> **Task brief**:
Give the material again in full, matching it exactly.

[Stored records]

---------------

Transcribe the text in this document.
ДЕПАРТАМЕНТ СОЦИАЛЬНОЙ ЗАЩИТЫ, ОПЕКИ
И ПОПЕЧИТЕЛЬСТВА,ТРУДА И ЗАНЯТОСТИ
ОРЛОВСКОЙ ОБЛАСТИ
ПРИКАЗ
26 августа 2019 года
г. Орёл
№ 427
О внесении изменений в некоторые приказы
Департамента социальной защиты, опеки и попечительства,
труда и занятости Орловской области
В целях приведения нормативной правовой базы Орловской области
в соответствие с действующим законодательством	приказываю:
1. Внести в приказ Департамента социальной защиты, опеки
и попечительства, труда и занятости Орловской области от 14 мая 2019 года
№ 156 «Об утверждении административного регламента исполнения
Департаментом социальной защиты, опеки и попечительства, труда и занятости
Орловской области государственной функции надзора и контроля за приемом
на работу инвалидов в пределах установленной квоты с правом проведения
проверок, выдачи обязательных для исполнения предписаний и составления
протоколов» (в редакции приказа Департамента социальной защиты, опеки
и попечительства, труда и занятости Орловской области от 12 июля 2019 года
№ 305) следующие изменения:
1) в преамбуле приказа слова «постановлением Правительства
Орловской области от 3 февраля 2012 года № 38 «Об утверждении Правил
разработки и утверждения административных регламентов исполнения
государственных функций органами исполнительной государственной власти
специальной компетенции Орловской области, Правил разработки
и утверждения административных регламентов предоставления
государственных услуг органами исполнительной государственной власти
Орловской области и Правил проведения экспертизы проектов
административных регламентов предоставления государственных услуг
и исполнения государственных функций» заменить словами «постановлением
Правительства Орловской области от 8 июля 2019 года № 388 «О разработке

---------------

> **Exercise answer**:
Transcribe the text in this document.
ДЕПАРТАМЕНТ СОЦИАЛЬНОЙ ЗАЩИТЫ, ОПЕКИ
И ПОПЕЧИТЕЛЬСТВА,ТРУДА И ЗАНЯТОСТИ
ОРЛОВСКОЙ ОБЛАСТИ
ПРИКАЗ
26 августа 2019 года
г. Орёл
№ 427
О внесении изменений в некоторые приказы
Департамента социальной защиты, опеки и попечительства,
труда и занятости Орловской области
В целях приведения нормативной правовой базы Орловской области
в соответствие с действующим законодательством	приказываю:
1. Внести в приказ Департамента социальной защиты, опеки
и попечительства, труда и занятости Орловской области от 14 мая 2019 года
№ 156 «Об утверждении административного регламента исполнения
Департаментом социальной защиты, опеки и попечительства, труда и занятости
Орловской области государственной функции надзора и контроля за приемом
на работу инвалидов в пределах установленной квоты с правом проведения
проверок, выдачи обязательных для исполнения предписаний и составления
протоколов» (в редакции приказа Департамента социальной защиты, опеки
и попечительства, труда и занятости Орловской области от 12 июля 2019 года
№ 305) следующие изменения:
1) в преамбуле приказа слова «постановлением Правительства
Орловской области от 3 февраля 2012 года № 38 «Об утверждении Правил
разработки и утверждения административных регламентов исполнения
государственных функций органами исполнительной государственной власти
специальной компетенции Орловской области, Правил разработки
и утверждения административных регламентов предоставления
государственных услуг органами исполнительной государственной власти
Орловской области и Правил проведения экспертизы проектов
административных регламентов предоставления государственных услуг
и исполнения государственных функций» заменить словами «постановлением
Правительства Орловской области от 8 июля 2019 года № 388 «О разработке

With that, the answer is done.